Há sim uma greve de fome. Não é um fenômeno político, espetáculo dramático ou "reality show" recente. Trata-se de um programa antigo, com algo mais ou menos como uns 500 e tantos anos mal vividos entre exploração, predação e acordos passageiros. São cinco séculos e mais uns anos de descobrimentos, desentendimentos e racionamentos que eu vou te contar, capazes de deixar tontos os grevistas mais indignados entre os pelados esfomeados!
É preciso deixar claro que a greve de fome de que trato é uma greve obscura e involuntária, promovida por uma minoria ordinária, voluntariosa e atrevida, contra essa maioria democrática e emagrecida que a acata com uma espécie de estoicismo, onanismo ou masoquismo que dá o que pensar sobre não pensar... Pode ser porque numa greve de fome há sempre certa atrapalhação do pensamento, já que o estômago em lamento não se enche com promessas históricas...
"De ilusão também se vive", insistem em afirmar! Até certo ponto, é preciso determinar, já que os sacos de feijão vazios seguem sendo levados pelos ventos da concentração de renda e da recessão, seguidos de morte por inanição.
Enterram-se faces contra faces encovadas em covas coletivas sem jamais terem se reconhecido como ferrados iletrados!
O ideal é que estudassem mais, pois o benefício da igualdade se aprende é na escola. Problema é que a escola é pouco freqüentada, uma vez que as merendas foram desviadas para os cavalos de raça com os quais tais aprendizes haverão de ser caçados nas esquinas em manifestações de solidariedade, numa gramática ou matemática cujo resultado se decora é na porrada mesmo.
Deselegantes e deseducados, não compreendem que se vestem, vivem e comem mal, de menos ou apenas porcamente, já que aceitam placidamente essa lavagem como alimento e esses chiqueiros como moradia.
O caso é que o dia a dia de sujeiras dessa elite de tratadores também não lhes fornece exemplos regeneradores... Enquanto esperam por algo que não vem de graça, por exemplo, entregam-se às desgraças gastronômicas desses sanduíches baratos e gordurosos, feitos com carnes anônimas desfiadas, sucos aguados e sonhos melados esmolados nas esquinas e atropelados por motoboys terceirizados que teimam em levar e trazer tudo para o mesmo lugar.

= Tarefas e exercícios =
[a] Imprima o trecho do texto sobre a greve de fome que vai de "O caso é que" até "o mesmo lugar.", incluindo ambos.
[b] Dê a sequência do texto sobre a greve de fome, começando logo após a última frase apresentada.

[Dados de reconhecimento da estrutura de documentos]
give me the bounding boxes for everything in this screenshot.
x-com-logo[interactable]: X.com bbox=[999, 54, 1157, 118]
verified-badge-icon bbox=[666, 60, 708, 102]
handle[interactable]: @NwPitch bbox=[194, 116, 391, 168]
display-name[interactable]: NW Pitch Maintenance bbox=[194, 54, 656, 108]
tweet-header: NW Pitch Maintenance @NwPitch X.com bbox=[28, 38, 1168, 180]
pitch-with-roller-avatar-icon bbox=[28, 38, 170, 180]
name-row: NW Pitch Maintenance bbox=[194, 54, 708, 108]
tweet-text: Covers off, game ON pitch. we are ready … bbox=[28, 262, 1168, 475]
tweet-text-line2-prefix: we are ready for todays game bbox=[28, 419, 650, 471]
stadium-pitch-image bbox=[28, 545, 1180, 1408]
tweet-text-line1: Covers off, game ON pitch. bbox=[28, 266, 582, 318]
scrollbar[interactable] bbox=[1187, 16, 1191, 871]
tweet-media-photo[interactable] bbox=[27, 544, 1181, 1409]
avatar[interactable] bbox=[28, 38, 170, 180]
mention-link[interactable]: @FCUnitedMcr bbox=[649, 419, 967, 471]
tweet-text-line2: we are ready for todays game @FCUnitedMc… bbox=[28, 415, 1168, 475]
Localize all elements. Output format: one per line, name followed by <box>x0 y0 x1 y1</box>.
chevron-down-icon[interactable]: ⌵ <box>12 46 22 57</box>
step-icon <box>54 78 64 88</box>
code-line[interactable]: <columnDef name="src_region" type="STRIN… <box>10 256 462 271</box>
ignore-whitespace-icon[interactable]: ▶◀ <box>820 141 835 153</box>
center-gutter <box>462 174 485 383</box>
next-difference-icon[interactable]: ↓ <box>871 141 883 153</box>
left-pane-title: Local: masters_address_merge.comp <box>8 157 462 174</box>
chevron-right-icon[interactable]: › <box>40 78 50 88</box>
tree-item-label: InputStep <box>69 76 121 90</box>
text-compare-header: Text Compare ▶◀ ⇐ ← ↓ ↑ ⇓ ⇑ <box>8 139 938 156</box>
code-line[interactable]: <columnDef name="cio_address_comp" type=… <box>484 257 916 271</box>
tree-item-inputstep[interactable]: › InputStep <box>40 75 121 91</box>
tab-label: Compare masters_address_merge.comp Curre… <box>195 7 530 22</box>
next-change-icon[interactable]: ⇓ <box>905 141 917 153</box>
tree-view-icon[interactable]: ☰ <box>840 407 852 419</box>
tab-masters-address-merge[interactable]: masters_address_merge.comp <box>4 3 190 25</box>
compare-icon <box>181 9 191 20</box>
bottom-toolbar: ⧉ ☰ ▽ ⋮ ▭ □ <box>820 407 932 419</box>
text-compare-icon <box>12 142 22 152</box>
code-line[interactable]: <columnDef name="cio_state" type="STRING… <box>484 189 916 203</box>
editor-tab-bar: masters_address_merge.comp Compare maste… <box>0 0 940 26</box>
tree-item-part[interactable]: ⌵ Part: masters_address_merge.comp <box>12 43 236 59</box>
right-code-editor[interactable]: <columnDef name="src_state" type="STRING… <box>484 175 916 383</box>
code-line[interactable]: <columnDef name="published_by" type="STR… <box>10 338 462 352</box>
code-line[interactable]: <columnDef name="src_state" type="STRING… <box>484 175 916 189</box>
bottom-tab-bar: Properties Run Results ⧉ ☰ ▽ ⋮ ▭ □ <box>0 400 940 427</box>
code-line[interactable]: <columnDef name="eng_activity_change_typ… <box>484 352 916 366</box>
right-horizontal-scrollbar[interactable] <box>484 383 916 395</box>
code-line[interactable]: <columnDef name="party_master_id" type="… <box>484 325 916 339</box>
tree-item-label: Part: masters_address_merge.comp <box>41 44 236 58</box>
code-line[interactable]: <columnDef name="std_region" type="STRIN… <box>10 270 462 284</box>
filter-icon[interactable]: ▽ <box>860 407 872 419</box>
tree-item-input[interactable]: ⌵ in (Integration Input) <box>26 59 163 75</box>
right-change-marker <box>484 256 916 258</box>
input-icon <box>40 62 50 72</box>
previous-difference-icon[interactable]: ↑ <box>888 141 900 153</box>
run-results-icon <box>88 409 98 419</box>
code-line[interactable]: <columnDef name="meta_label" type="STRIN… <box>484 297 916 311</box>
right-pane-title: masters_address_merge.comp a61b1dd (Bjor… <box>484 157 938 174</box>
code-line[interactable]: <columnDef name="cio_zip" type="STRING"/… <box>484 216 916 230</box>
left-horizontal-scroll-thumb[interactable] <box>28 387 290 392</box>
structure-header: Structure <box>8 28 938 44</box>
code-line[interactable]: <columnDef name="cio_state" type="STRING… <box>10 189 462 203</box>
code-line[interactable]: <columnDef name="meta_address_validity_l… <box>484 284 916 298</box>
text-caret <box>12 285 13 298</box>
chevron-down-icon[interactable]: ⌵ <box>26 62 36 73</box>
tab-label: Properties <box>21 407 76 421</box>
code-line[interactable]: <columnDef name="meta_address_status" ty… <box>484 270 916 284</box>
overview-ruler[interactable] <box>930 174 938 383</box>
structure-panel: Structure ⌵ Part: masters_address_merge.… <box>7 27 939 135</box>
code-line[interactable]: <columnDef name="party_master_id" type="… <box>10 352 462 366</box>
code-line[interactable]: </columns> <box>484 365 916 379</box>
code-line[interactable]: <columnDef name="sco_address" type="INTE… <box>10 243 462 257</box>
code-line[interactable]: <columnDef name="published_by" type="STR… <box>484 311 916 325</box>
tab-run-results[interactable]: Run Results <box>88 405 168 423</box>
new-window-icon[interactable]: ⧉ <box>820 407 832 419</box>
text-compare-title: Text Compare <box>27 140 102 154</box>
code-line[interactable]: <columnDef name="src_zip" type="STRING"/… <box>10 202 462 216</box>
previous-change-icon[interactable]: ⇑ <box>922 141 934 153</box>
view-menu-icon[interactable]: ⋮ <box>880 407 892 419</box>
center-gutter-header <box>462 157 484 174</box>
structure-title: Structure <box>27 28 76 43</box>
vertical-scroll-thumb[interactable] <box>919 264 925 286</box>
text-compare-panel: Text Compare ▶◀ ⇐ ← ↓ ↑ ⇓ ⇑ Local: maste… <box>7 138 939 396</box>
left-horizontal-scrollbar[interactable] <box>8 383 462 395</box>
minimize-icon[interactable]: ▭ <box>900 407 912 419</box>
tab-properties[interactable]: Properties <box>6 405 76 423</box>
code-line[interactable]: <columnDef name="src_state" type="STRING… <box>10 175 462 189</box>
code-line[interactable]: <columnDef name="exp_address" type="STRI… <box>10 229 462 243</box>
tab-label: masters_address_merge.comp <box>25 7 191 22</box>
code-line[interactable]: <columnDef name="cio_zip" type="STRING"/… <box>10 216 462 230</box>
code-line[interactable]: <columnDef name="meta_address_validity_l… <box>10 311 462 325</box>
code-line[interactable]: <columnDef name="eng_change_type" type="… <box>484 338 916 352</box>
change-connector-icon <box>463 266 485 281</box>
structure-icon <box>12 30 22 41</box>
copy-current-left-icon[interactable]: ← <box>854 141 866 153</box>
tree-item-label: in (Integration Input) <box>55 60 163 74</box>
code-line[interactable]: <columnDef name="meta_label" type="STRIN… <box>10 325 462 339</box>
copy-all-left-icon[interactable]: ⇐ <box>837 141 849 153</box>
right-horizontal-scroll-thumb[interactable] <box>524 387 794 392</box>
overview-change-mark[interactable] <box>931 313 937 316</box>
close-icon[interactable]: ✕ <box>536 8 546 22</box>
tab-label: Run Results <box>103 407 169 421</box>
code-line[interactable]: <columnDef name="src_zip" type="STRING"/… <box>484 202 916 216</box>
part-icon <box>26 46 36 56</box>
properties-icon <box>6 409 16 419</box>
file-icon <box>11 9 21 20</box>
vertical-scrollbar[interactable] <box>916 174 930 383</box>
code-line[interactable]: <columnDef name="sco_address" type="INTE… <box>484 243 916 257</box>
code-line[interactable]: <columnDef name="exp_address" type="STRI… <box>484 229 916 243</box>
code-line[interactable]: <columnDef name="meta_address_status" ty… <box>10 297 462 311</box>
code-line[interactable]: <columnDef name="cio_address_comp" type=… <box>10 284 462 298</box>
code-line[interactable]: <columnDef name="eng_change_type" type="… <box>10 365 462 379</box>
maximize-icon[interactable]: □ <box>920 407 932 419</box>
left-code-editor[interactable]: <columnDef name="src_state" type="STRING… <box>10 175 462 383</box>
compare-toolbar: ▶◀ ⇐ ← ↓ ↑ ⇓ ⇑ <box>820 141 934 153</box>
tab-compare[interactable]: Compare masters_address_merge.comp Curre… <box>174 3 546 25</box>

= Respostas dadas =
[a]
O caso é que o dia a dia de sujeiras dessa elite de tratadores também não lhes fornece exemplos regeneradores... Enquanto esperam por algo que não vem de graça, por exemplo, entregam-se às desgraças gastronômicas desses sanduíches baratos e gordurosos, feitos com carnes anônimas desfiadas, sucos aguados e sonhos melados esmolados nas esquinas e atropelados por motoboys terceirizados que teimam em levar e trazer tudo para o mesmo lugar.

[b]
São burros de carga carentes que não lêem livros decentes para entenderem a própria estupidez, sem computadores para calcularem sua pequenez ou mesmo paixão para se distraírem no fim do mês, já que há carnês demais para pensarem desejos melhores que dívidas.
Permanecem nessa dúvida, ignorantes e engarrafados, com a maior porção dos seus quereres esmagados em meio à gravidade da situação cuja duração, ou manutenção, até parece obra da eternidade!
Há vaidade naqueles que decidem não comer, pois para os outros obrigados a passar essa fome fica a impressão de que escolhem muito pouco... E até quando julgam ter escolhido o melhor que têm... Bem, fica esse gosto amargo da demora em se fazer acontecer algo em que se acredite; o que vai minando a paciência, para não dizer a esperança, que anda mesmo meio anêmica e vagando à esmo, à propósito de tanta fome endêmica, consentida ou não.
É preciso ter consciência, mas não demais, porque há também uma greve de inteligência, já que a eficiência é quem se diz responsável por essas coisas. Convém lembrar que a eficiência é uma ciência de acumulação. De forma que uns têm mais é congestão, enquanto os outros só a "imaginação" para se consolar, ou satisfazer.
Quanto à imaginação, não imaginam grande coisa, já que todas as grandes coisas que imaginaram transformaram-se em pesadelos, por mais que insistam que na próxima eleição, quando o inverno chegar ou depois que o carnaval passar seja a sua vez, supondo que a bagunça passaria, mas ficaria ao menos alguma alegria para tocar no rádio...
Acontece que os sambas das notícias, por incríveis que pareçam, são lesivos, repetitivos ou simplesmente tristes, por mais que espanquemos os surdos, os cegos ou as bichas para nos divertirmos com os próprios sentimentos, preconceitos e sofrimentos.
Essas coisas, por mais obscenas que sejam de se apontar, são morais, sim senhores, pois quando os senhores fazem greve de fome, querem é comer alguma coisa proibida, reprimida ou pervertida mesmo.
Aliás, escravos não fazem greve! Nem poderiam, já que estes capitães-do-mato se organizam é para crescer e gozar rápido, desconhecendo o fato de que há prazer em dar na proporção do que se pode receber.
Assim, essa greve de fome, que é sim grave, contagiosa e agônica tornou-se doença crônica, numa mortandade estatística tão certa que assombra até mesmo os sociólogos comunistas que erram culpados em seus herdados apartamentos de cobertura!
Haja fartura! E polícia...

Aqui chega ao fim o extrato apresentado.